§ **Requirements**: Reproduce the lines from the one containing "heart-icon bbox=[275, 659, 295, 678]" through the one containing "tweet-text-line: А голосовать", inclusive, with no changes.

§ **Material supplied**:
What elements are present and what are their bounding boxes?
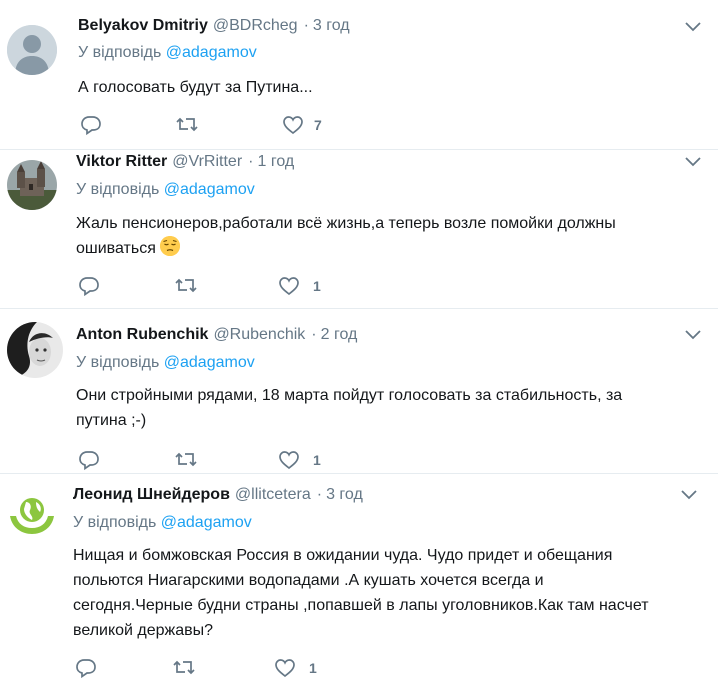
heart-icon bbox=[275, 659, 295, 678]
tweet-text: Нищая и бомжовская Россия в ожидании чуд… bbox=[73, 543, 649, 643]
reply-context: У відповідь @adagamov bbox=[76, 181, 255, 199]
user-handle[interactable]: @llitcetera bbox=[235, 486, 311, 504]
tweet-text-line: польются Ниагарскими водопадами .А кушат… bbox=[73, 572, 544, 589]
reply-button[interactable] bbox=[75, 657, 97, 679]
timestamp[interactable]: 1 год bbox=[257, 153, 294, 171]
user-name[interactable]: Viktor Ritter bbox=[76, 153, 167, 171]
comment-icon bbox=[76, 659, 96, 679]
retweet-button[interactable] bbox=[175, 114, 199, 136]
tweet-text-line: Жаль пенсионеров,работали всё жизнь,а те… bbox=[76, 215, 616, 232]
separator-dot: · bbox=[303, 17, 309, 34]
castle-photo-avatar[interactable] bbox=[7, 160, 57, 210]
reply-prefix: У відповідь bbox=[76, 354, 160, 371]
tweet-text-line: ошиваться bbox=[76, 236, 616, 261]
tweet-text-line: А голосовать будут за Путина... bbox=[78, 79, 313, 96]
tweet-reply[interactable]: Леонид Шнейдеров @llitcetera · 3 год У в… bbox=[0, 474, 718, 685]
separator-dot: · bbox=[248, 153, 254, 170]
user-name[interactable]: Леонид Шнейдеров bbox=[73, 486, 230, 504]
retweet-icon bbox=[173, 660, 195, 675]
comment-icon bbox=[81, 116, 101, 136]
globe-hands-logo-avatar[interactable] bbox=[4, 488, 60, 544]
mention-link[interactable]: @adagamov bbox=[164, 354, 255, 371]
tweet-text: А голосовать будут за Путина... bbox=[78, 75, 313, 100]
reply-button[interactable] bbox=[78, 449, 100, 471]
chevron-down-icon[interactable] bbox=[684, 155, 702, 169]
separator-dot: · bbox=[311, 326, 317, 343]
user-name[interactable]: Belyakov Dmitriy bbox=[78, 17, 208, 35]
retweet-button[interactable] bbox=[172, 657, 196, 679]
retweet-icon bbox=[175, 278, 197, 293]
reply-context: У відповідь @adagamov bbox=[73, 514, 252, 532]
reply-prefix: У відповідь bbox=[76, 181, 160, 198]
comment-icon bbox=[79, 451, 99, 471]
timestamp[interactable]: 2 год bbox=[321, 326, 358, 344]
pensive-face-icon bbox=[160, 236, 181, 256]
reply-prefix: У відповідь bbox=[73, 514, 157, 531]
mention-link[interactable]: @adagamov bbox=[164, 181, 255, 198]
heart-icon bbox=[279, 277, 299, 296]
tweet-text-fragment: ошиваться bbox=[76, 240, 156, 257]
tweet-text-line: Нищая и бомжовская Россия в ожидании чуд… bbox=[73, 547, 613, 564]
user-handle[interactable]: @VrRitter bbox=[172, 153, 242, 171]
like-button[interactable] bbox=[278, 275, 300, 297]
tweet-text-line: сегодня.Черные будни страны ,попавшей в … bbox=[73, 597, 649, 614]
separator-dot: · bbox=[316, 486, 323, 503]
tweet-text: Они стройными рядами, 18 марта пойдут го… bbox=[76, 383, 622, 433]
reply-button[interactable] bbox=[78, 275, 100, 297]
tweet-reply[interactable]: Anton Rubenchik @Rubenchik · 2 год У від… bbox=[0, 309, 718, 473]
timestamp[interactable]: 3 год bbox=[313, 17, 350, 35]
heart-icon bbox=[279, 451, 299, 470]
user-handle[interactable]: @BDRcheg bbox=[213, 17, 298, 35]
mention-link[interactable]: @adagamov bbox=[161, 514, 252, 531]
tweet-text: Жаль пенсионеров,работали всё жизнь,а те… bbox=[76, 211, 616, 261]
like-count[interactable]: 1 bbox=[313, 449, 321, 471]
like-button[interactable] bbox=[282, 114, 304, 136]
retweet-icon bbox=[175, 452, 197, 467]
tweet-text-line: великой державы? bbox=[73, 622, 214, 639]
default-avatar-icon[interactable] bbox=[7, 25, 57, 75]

§ **Solved exercise**:
heart-icon bbox=[275, 659, 295, 678]
tweet-text: Нищая и бомжовская Россия в ожидании чуд… bbox=[73, 543, 649, 643]
reply-context: У відповідь @adagamov bbox=[76, 181, 255, 199]
user-handle[interactable]: @llitcetera bbox=[235, 486, 311, 504]
tweet-text-line: польются Ниагарскими водопадами .А кушат… bbox=[73, 572, 544, 589]
reply-button[interactable] bbox=[75, 657, 97, 679]
timestamp[interactable]: 1 год bbox=[257, 153, 294, 171]
user-name[interactable]: Viktor Ritter bbox=[76, 153, 167, 171]
comment-icon bbox=[76, 659, 96, 679]
retweet-button[interactable] bbox=[175, 114, 199, 136]
tweet-text-line: Жаль пенсионеров,работали всё жизнь,а те… bbox=[76, 215, 616, 232]
separator-dot: · bbox=[303, 17, 309, 34]
castle-photo-avatar[interactable] bbox=[7, 160, 57, 210]
reply-prefix: У відповідь bbox=[76, 354, 160, 371]
tweet-text-line: ошиваться bbox=[76, 236, 616, 261]
tweet-text-line: А голосовать будут за Путина... bbox=[78, 79, 313, 96]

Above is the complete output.